TANTANGAN => Menurut kutipan teks, pada tanggal berapa angkatan bersenjata India mengepung desa Kunan?

KUTIPAN TEKS =>
Tentu saja semua hal di atas tidak bisa dikatakan sebagai sesuatu yang ‘spontan’ dilakukan. Jelas ada polanya. Pasukan keamanan sudah dilatih untuk melakukan apa yang mereka lakukan. Kelompok baru yang sangat brutal telah diciptakan oleh negara. Kelompok ini disebut sebagai SOG, dan sebagian besar terdiri dari anak-anak polisi dan anggota militer yang tewas dalam pertempuran-pertempuran dengan Mujahidin. Mudah sekali dibayangkan metode apa yang mereka gunakan.
“Sebagian besar kasus penyiksaan dan pemerkosaan tidak didokumentasikan,” jelas Parvaiz. “Tapi organisasi saya saja sudah berhasil mengumpulkan dokumentasi sekitar 5.000 kasus penyiksaan. Misalnya, seorang ayah yang kepalanya dipancung di depan keluarganya…”
Saya memintanya untuk berhenti menjelaskan, setidaknya selama beberapa menit. Setidaknya saya perlu beberapa saat untuk bisa mencerna apa yang saya lihat di sekeliling saya, dan apa yang diberitahukan kepada saya.
*
Kami berkendara lebih lanjut menuju ke perbatasan Pakistan. Daerah ini benar-benar subur dan indah. Gunung-gunung yang tinggi tertutup oleh salju, danau dan padang rumput yang masih asli. Saya minta pak sopir untuk berhenti sebentar. Saya perlu menghirup udara segar. Saya perlu melihat semua hal yang indah ini untuk mendapatkan kembali kekuatan sebelum kami melanjutkan perjalanan ke tempat yang sebetulnya saya takuti menuju tempat yang saya takut mengunjunginya tapi tetap harus saya kunjungi.
Kami menuju ke dua desa: Kunan dan Poshpora.
Di dua desa ini, pada tanggal 23 Februari 1991, angkatan bersenjata India mengepung desa Kunan dan menangkap semua pria yang usianya 13 tahun ke atas. Mereka datang dengan membawa alat-alat penyiksaan di mobil-mobil mereka, dan penyiksaan yang mereka lakukan amat mengerikan.
Kami memarkir mobil dan saya diajak masuk ke salah satu rumah.

MATERI YANG DITAMPILKAN =>

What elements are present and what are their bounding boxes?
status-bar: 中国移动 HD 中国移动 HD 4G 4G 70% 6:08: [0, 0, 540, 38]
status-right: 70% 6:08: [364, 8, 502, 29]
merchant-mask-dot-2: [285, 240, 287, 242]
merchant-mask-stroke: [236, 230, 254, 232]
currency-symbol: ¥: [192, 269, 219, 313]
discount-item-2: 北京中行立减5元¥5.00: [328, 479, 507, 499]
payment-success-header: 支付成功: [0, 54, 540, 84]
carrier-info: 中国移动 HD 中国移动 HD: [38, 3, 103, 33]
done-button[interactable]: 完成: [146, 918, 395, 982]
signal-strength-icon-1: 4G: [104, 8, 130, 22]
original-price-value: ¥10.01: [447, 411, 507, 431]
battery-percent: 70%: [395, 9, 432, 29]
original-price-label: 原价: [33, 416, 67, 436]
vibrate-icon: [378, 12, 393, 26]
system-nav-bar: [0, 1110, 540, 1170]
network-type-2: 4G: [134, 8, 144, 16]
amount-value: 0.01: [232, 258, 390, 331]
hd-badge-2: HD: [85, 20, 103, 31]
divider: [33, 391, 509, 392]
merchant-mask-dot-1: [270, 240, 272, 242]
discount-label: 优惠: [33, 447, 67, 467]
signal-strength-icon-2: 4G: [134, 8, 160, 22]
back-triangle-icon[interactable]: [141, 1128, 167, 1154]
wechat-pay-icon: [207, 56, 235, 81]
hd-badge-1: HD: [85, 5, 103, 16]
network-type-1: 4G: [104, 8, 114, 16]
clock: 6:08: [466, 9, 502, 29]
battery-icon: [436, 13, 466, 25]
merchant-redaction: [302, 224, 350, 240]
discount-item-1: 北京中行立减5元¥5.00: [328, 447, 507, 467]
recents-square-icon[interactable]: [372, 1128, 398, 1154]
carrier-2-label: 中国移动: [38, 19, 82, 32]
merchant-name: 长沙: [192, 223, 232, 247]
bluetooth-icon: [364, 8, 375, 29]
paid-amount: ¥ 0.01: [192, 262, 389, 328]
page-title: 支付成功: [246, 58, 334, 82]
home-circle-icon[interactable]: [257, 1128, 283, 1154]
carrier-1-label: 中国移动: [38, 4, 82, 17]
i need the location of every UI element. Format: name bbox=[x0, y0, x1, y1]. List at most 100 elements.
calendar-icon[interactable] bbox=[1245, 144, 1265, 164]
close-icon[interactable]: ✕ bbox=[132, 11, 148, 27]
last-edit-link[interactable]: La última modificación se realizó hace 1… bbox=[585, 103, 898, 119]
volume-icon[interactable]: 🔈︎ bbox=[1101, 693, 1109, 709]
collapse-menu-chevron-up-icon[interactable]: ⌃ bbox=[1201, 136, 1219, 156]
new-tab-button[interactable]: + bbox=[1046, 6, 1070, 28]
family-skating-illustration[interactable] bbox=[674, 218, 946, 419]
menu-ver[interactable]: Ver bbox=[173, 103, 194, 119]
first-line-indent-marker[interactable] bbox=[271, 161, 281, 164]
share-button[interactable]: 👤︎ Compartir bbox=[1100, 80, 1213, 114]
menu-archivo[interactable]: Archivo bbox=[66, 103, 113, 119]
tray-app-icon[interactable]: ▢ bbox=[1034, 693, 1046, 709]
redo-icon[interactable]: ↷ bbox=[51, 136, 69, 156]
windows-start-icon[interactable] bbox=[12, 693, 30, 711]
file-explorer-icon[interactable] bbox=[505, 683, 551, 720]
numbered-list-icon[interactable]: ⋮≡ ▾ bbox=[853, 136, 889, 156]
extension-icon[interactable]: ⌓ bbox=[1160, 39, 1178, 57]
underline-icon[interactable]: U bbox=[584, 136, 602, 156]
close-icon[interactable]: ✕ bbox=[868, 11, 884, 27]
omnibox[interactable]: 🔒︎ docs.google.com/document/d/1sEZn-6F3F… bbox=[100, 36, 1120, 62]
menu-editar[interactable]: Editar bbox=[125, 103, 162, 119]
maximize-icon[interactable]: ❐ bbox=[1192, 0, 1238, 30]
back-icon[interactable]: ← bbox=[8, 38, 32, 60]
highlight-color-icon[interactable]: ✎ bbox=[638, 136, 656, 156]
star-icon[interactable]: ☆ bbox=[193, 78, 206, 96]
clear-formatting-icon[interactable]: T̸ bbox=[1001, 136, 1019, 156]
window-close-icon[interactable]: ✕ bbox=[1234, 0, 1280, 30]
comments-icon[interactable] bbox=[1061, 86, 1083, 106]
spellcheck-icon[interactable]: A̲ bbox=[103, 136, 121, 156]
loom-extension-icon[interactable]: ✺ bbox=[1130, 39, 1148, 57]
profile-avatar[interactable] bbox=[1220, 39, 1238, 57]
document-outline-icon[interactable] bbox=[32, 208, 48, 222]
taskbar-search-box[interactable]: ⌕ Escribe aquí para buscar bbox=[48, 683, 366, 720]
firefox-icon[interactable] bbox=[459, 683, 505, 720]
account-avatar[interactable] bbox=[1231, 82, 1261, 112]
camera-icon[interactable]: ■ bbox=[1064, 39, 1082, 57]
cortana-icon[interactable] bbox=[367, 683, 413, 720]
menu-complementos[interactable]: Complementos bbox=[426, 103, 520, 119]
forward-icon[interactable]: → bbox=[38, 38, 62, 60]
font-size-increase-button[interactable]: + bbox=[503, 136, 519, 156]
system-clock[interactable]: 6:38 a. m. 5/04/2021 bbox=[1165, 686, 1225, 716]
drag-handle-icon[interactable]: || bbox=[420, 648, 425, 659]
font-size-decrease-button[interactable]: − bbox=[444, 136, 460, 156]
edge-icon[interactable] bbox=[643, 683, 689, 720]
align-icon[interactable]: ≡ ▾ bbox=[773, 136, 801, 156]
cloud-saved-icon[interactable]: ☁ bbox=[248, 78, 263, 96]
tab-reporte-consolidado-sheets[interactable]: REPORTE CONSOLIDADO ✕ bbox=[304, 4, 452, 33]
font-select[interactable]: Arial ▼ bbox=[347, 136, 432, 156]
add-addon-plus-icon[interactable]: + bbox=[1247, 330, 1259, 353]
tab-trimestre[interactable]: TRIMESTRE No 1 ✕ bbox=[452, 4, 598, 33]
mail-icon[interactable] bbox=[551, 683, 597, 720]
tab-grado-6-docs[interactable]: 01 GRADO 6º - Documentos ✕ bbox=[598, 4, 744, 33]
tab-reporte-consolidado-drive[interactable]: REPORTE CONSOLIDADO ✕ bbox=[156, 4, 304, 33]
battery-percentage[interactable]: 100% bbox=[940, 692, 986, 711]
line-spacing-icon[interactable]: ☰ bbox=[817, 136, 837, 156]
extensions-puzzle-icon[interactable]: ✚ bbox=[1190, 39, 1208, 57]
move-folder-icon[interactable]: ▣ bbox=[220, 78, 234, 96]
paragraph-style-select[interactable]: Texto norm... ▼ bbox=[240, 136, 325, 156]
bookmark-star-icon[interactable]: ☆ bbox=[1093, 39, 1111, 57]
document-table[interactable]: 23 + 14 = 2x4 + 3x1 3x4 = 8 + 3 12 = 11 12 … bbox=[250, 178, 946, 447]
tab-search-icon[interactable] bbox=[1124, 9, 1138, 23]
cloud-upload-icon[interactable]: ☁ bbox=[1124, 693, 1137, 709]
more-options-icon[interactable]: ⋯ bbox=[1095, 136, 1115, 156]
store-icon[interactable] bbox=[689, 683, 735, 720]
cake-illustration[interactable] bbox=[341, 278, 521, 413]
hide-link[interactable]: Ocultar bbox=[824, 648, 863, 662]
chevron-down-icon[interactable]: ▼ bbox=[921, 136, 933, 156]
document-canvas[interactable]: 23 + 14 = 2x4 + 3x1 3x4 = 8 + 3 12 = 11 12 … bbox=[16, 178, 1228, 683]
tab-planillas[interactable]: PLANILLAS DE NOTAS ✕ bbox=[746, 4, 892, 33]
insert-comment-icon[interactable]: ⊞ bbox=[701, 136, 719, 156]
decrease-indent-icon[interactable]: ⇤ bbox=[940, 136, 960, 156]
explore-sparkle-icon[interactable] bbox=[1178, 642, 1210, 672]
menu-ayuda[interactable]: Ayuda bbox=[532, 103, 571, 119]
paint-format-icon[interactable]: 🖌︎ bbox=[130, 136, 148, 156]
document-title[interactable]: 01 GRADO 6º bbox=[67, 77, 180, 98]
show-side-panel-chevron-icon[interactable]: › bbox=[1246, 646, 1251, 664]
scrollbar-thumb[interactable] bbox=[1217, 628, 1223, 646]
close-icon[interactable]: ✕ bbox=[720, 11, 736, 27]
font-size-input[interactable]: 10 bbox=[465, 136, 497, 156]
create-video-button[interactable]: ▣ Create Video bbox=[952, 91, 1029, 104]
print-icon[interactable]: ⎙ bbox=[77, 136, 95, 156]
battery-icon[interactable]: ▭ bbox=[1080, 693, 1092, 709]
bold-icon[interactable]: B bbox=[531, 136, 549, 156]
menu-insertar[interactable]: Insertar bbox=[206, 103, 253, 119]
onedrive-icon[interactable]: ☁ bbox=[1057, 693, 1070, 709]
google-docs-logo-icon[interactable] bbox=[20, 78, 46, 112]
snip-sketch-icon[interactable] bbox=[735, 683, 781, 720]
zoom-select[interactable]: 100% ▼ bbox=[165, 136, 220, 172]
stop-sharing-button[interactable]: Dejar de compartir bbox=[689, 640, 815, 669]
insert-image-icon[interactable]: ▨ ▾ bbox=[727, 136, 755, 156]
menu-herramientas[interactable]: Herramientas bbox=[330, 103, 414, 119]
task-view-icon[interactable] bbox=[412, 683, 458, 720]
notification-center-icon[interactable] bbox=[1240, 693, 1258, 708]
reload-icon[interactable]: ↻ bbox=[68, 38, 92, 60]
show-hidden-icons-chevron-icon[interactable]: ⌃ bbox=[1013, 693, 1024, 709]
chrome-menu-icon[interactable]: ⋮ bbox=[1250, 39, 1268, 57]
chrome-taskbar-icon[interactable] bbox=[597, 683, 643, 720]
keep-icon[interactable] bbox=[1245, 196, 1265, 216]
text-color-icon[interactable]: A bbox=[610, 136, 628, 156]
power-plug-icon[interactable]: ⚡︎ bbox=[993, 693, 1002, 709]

JAWABAN TUGAS => Pada tanggal 23 Februari 1991.